Task directions:
Count, in the entries, the lines with "name". Answer with the number only.

Stored items from a collection:

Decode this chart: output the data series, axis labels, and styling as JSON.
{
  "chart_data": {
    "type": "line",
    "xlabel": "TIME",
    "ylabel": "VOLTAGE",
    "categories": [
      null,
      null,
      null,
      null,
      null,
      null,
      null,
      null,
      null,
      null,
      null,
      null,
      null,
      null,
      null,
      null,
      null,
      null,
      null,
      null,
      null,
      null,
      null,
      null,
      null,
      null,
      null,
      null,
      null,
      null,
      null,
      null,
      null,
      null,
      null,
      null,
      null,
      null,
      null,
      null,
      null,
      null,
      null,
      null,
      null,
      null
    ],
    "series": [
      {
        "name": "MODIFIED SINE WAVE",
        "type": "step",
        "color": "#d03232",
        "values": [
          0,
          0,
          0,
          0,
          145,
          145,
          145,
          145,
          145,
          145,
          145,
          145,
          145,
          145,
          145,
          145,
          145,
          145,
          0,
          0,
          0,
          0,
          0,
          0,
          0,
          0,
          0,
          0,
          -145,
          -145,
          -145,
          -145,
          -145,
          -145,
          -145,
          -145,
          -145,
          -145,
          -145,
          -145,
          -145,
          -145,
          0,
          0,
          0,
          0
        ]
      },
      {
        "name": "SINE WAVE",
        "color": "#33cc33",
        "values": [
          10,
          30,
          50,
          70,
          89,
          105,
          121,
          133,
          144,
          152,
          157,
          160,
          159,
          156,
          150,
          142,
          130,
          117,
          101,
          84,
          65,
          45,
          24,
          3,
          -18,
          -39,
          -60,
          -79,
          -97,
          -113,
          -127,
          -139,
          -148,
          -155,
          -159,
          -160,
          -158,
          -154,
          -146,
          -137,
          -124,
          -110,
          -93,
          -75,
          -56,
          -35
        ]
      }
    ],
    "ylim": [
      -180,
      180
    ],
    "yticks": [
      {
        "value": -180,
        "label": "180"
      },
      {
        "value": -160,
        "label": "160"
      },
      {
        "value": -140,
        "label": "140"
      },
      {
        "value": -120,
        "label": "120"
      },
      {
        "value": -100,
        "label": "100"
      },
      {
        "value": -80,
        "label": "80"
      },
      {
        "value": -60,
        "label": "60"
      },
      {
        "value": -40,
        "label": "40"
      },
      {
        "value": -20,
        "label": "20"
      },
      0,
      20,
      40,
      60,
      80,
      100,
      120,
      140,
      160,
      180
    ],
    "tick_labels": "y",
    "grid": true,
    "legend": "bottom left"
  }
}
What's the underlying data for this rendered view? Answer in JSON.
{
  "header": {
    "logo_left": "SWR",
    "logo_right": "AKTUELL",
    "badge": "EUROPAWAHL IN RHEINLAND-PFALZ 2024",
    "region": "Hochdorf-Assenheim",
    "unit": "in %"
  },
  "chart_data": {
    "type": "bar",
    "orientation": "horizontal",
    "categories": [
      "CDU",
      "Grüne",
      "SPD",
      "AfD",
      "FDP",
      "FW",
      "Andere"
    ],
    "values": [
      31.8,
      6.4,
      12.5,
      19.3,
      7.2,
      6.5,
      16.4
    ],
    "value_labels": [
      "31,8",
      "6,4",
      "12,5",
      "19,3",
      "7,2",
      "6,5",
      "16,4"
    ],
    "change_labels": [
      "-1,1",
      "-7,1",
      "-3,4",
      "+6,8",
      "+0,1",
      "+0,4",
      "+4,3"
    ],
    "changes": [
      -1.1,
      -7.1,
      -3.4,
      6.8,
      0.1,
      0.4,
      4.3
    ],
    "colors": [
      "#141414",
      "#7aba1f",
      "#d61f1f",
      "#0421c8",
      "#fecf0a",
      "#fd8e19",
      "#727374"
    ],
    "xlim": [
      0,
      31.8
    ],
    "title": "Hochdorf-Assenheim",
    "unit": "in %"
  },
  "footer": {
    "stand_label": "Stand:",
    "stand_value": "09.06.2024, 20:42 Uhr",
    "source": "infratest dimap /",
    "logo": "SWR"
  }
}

The reply:
2